(Records from a collection of figures)
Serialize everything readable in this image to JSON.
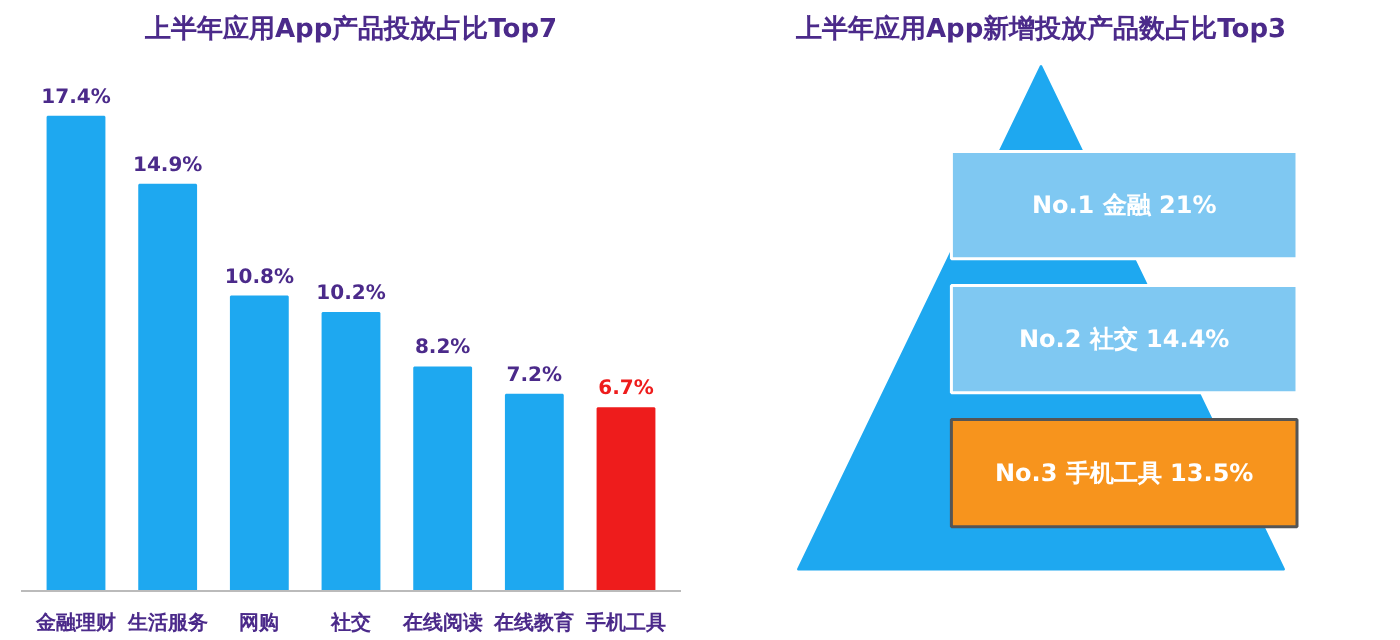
{
  "chart_data": [
    {
      "type": "bar",
      "title": "上半年应用App产品投放占比Top7",
      "categories": [
        "金融理财",
        "生活服务",
        "网购",
        "社交",
        "在线阅读",
        "在线教育",
        "手机工具"
      ],
      "values": [
        17.4,
        14.9,
        10.8,
        10.2,
        8.2,
        7.2,
        6.7
      ],
      "colors": [
        "#1ea8f0",
        "#1ea8f0",
        "#1ea8f0",
        "#1ea8f0",
        "#1ea8f0",
        "#1ea8f0",
        "#ee1c1c"
      ],
      "value_labels": [
        "17.4%",
        "14.9%",
        "10.8%",
        "10.2%",
        "8.2%",
        "7.2%",
        "6.7%"
      ]
    },
    {
      "type": "other",
      "title": "上半年应用App新增投放产品数占比Top3",
      "categories": [
        "No.1 金融 21%",
        "No.2 社交 14.4%",
        "No.3 手机工具 13.5%"
      ],
      "colors": [
        "#7fc8f2",
        "#7fc8f2",
        "#f7941d"
      ]
    }
  ]
}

__Stated task__.
Without including any picture, repeat the data exactly.

__Complete answer__.
Serialize everything readable in this image to JSON.
{
  "chart_data": [
    {
      "type": "bar",
      "title": "上半年应用App产品投放占比Top7",
      "categories": [
        "金融理财",
        "生活服务",
        "网购",
        "社交",
        "在线阅读",
        "在线教育",
        "手机工具"
      ],
      "values": [
        17.4,
        14.9,
        10.8,
        10.2,
        8.2,
        7.2,
        6.7
      ],
      "colors": [
        "#1ea8f0",
        "#1ea8f0",
        "#1ea8f0",
        "#1ea8f0",
        "#1ea8f0",
        "#1ea8f0",
        "#ee1c1c"
      ],
      "value_labels": [
        "17.4%",
        "14.9%",
        "10.8%",
        "10.2%",
        "8.2%",
        "7.2%",
        "6.7%"
      ]
    },
    {
      "type": "other",
      "title": "上半年应用App新增投放产品数占比Top3",
      "categories": [
        "No.1 金融 21%",
        "No.2 社交 14.4%",
        "No.3 手机工具 13.5%"
      ],
      "colors": [
        "#7fc8f2",
        "#7fc8f2",
        "#f7941d"
      ]
    }
  ]
}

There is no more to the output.